> **Problem**:
Among the records below, find each line that includes the string "周一至周五" and copy it.
* * * * *
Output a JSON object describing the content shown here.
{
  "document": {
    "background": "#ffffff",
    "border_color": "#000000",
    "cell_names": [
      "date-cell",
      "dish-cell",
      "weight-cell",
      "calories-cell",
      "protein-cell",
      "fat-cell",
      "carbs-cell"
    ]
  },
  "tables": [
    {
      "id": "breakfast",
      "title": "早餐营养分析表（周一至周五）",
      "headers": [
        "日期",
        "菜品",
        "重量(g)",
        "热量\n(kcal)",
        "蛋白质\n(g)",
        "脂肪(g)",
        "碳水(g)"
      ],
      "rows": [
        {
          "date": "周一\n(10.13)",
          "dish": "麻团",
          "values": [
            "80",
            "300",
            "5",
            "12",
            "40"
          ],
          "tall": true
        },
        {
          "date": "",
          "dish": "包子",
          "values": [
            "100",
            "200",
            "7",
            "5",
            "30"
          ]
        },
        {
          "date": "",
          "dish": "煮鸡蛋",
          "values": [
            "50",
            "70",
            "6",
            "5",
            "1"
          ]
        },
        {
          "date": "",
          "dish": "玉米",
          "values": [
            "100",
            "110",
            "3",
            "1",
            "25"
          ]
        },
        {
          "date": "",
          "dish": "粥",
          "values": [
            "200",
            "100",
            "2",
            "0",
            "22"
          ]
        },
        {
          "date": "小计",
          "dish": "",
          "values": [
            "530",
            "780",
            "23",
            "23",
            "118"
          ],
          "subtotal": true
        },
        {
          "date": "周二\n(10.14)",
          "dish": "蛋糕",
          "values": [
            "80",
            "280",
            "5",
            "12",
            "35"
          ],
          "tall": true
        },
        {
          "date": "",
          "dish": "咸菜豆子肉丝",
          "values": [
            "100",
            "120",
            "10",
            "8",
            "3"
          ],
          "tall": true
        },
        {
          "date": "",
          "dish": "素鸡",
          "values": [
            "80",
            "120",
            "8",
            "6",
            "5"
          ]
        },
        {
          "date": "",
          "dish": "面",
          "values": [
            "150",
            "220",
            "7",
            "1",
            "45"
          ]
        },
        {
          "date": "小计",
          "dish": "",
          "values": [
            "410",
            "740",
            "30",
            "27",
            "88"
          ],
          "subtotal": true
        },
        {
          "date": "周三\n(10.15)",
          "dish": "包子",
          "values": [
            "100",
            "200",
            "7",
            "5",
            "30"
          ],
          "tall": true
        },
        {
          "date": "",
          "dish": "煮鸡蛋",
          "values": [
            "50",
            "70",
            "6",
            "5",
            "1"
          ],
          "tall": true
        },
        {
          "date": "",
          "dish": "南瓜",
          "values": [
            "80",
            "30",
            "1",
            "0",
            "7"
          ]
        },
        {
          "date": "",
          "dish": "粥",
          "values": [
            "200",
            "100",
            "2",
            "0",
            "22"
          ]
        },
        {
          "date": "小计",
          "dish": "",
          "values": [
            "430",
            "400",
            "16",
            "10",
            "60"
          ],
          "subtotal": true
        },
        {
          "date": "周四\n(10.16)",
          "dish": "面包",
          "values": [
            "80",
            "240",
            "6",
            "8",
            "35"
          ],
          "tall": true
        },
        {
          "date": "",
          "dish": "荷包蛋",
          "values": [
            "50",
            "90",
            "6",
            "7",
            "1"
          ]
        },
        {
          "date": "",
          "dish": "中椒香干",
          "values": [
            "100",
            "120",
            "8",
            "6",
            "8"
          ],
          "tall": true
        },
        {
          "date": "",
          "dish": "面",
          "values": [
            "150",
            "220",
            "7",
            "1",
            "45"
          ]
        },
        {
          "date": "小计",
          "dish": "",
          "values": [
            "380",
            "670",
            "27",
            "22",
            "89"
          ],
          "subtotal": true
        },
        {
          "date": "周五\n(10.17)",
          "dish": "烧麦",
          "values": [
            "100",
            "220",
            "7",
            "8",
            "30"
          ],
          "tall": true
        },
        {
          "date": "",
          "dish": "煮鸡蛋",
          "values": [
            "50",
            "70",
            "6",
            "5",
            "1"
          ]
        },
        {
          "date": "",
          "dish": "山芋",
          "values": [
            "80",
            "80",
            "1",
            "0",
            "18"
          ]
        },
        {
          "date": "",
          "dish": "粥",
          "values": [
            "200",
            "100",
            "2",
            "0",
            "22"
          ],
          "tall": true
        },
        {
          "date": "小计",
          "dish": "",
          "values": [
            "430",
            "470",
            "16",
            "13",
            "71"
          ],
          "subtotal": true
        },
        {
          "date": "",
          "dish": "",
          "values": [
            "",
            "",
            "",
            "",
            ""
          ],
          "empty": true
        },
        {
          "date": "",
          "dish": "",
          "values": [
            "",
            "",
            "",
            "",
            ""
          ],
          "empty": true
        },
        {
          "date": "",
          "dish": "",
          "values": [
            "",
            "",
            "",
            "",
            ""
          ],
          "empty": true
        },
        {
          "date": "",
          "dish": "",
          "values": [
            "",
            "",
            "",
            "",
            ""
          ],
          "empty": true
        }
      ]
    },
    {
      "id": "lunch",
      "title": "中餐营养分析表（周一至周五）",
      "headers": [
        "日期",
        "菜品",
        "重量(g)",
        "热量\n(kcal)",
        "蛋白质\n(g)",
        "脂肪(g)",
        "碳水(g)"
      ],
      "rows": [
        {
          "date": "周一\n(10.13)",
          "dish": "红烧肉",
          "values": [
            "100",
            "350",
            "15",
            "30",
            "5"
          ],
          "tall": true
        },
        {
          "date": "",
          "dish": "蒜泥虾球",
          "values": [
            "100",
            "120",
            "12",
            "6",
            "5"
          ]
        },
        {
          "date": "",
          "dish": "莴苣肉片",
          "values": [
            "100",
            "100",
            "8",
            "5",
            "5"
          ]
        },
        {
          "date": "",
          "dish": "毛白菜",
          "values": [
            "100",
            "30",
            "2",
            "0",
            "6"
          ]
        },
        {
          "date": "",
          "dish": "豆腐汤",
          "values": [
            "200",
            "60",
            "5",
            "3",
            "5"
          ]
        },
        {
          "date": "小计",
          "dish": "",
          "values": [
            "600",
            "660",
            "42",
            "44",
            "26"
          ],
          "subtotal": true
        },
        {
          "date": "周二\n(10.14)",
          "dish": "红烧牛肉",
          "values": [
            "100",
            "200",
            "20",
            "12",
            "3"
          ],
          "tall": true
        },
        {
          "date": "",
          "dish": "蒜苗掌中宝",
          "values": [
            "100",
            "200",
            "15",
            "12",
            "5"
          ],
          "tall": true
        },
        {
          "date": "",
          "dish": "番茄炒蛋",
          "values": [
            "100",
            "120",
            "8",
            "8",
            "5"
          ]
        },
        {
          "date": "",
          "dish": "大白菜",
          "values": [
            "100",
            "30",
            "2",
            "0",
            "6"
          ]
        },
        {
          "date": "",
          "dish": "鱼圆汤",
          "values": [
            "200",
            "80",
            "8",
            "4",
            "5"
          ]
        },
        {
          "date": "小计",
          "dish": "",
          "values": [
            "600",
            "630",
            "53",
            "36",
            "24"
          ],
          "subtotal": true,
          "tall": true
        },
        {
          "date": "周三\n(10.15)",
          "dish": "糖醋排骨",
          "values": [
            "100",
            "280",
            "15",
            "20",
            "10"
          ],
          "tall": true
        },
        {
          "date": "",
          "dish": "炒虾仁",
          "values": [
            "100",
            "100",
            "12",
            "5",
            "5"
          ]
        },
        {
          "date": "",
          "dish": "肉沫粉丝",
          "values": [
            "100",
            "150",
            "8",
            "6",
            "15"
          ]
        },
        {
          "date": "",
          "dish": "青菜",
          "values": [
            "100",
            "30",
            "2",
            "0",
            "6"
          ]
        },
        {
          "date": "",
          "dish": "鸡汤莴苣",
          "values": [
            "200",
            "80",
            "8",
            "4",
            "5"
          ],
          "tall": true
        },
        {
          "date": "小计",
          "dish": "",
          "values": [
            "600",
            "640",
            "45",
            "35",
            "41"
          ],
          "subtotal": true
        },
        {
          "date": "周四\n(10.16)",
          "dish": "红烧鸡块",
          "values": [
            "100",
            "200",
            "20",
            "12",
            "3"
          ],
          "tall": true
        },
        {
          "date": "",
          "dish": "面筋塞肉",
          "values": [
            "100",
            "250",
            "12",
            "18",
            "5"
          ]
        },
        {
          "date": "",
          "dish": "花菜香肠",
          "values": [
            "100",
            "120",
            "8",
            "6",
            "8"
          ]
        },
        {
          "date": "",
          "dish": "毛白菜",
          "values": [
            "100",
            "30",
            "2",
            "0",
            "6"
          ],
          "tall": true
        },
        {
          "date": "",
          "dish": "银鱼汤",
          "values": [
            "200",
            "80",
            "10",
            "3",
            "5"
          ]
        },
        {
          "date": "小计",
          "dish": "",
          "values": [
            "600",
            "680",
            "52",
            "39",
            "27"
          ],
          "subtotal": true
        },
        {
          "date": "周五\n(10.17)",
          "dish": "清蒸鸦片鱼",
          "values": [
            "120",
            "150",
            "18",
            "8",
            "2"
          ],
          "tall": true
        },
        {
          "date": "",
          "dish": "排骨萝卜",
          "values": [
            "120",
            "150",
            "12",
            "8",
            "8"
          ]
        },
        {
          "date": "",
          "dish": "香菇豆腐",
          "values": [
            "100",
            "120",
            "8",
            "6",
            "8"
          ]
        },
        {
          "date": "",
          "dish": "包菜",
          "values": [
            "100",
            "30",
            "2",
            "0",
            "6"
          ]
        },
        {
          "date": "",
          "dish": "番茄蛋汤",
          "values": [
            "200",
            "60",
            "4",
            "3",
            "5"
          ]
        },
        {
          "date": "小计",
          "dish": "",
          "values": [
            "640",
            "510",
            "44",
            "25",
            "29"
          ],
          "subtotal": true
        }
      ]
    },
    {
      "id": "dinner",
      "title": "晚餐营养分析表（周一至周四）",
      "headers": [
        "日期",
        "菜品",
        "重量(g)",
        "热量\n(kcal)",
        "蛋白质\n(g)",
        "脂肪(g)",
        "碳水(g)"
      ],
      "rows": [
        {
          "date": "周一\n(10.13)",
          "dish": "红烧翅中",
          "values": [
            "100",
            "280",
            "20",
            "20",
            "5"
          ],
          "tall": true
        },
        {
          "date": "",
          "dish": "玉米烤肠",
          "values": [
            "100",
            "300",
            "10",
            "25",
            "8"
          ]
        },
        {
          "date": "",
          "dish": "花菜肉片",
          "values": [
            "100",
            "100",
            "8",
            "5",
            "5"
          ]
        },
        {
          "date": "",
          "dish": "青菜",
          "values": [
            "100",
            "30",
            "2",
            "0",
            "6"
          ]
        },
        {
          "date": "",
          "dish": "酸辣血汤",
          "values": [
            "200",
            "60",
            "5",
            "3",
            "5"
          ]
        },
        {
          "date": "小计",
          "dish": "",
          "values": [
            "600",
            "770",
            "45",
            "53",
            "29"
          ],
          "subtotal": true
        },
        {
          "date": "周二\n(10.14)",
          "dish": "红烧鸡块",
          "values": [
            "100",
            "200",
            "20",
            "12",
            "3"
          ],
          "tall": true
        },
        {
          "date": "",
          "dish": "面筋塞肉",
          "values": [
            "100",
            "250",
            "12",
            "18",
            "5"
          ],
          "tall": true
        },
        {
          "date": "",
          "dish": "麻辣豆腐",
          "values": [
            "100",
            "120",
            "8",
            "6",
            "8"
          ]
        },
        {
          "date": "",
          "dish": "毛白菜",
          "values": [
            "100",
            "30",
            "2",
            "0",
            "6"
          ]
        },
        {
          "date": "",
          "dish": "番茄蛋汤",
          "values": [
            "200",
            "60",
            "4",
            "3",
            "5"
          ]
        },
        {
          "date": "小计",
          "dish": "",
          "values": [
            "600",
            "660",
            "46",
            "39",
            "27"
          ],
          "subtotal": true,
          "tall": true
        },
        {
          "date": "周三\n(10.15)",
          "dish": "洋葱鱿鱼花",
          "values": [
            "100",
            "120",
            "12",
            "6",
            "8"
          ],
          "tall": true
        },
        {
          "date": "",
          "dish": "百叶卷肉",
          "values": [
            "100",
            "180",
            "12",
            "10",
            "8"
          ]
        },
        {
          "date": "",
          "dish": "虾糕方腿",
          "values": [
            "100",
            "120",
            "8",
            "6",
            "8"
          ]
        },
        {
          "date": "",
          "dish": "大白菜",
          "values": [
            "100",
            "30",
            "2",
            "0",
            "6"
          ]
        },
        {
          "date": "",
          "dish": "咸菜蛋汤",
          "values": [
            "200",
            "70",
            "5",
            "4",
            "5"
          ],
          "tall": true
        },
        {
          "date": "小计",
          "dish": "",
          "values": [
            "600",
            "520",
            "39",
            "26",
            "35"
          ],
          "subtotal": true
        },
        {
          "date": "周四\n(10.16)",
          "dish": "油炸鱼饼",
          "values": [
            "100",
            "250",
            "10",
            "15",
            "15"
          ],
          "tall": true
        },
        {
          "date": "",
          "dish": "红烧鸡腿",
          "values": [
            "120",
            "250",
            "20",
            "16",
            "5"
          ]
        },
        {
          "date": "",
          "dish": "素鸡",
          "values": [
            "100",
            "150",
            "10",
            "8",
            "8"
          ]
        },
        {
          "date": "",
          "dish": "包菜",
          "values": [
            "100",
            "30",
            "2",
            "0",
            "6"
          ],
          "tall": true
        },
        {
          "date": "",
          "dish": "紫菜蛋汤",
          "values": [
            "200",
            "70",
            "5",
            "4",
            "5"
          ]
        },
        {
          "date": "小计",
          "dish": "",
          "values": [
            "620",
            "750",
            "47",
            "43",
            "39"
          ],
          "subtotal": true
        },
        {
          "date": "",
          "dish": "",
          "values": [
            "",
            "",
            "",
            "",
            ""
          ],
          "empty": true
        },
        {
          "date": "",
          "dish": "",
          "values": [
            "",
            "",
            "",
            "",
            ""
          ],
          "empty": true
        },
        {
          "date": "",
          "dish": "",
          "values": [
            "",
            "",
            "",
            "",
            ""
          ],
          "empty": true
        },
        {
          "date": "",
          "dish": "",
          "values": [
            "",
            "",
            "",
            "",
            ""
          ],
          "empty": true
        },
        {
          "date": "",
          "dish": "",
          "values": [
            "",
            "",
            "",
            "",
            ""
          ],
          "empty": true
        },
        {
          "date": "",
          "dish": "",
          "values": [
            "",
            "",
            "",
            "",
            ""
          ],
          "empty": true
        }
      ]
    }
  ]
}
* * * * *
> **Response to the task**:
      "title": "早餐营养分析表（周一至周五）",
      "title": "中餐营养分析表（周一至周五）",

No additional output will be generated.